--- WHAT YOU NEED TO DO ---
Write out the material exactly, without any of its pictures.

**********

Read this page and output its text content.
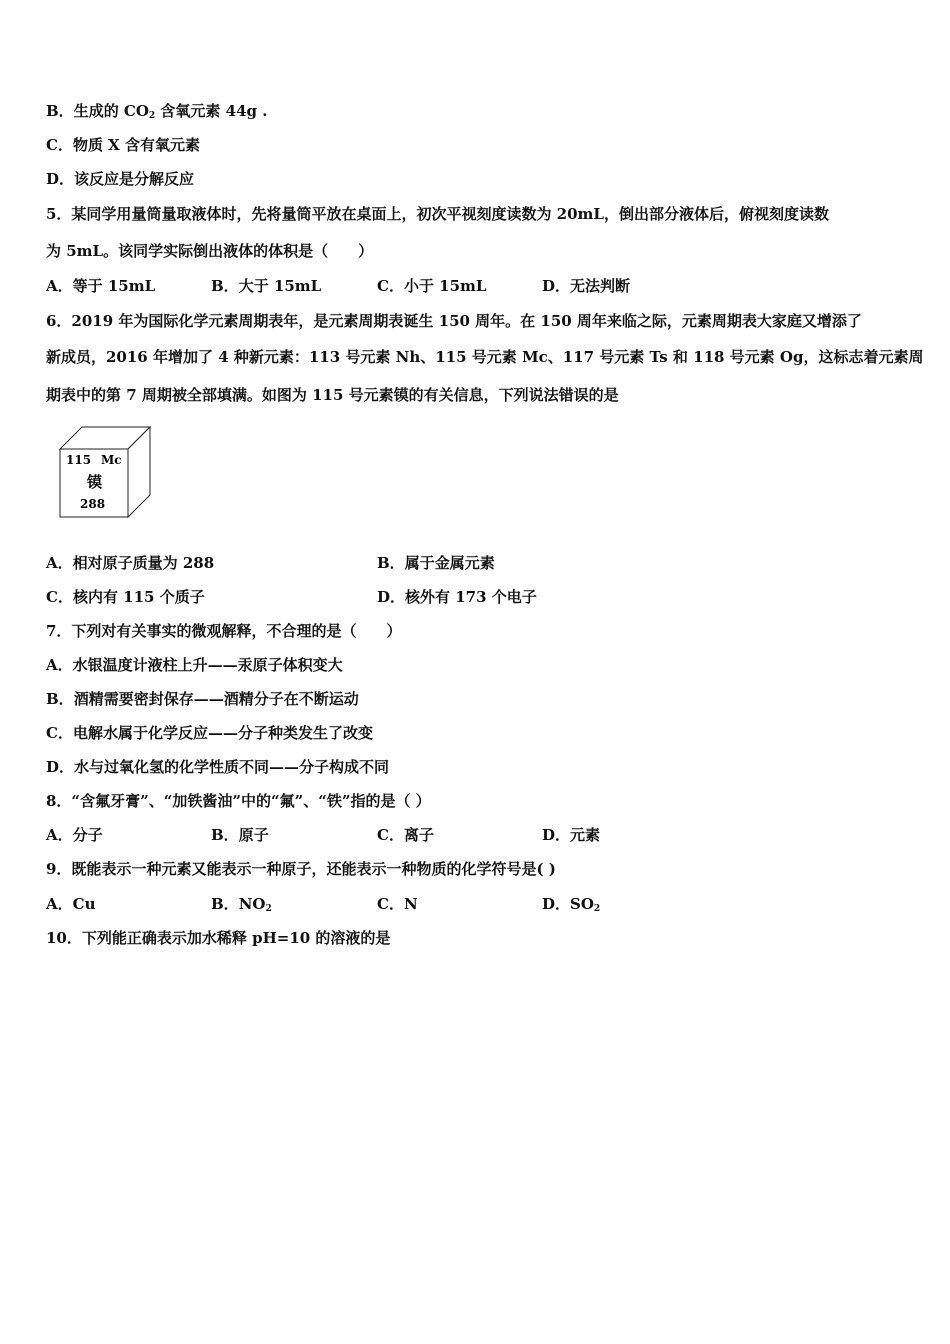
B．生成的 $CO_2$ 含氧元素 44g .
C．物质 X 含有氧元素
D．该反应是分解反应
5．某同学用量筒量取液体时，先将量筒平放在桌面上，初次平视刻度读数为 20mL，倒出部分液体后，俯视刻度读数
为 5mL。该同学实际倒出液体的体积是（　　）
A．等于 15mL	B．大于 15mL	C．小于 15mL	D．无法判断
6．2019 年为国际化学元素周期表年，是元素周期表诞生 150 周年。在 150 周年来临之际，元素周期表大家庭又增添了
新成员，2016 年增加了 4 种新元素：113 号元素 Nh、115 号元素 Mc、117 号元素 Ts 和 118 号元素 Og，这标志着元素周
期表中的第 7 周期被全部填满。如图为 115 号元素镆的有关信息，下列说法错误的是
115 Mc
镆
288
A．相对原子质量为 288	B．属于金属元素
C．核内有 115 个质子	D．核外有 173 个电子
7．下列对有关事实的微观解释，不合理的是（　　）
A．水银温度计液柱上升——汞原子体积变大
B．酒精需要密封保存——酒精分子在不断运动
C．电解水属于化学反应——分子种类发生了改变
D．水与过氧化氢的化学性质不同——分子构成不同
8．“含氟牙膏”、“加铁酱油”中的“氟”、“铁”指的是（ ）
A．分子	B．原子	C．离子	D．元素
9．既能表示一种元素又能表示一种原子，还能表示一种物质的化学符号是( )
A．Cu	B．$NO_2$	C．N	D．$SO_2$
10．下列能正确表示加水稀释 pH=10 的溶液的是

**********

--- EXERCISE RESULT ---
Read this page and output its text content.
B．生成的 $CO_2$ 含氧元素 44g .
C．物质 X 含有氧元素
D．该反应是分解反应
5．某同学用量筒量取液体时，先将量筒平放在桌面上，初次平视刻度读数为 20mL，倒出部分液体后，俯视刻度读数
为 5mL。该同学实际倒出液体的体积是（　　）
A．等于 15mL	B．大于 15mL	C．小于 15mL	D．无法判断
6．2019 年为国际化学元素周期表年，是元素周期表诞生 150 周年。在 150 周年来临之际，元素周期表大家庭又增添了
新成员，2016 年增加了 4 种新元素：113 号元素 Nh、115 号元素 Mc、117 号元素 Ts 和 118 号元素 Og，这标志着元素周
期表中的第 7 周期被全部填满。如图为 115 号元素镆的有关信息，下列说法错误的是
115 Mc
镆
288
A．相对原子质量为 288	B．属于金属元素
C．核内有 115 个质子	D．核外有 173 个电子
7．下列对有关事实的微观解释，不合理的是（　　）
A．水银温度计液柱上升——汞原子体积变大
B．酒精需要密封保存——酒精分子在不断运动
C．电解水属于化学反应——分子种类发生了改变
D．水与过氧化氢的化学性质不同——分子构成不同
8．“含氟牙膏”、“加铁酱油”中的“氟”、“铁”指的是（ ）
A．分子	B．原子	C．离子	D．元素
9．既能表示一种元素又能表示一种原子，还能表示一种物质的化学符号是( )
A．Cu	B．$NO_2$	C．N	D．$SO_2$
10．下列能正确表示加水稀释 pH=10 的溶液的是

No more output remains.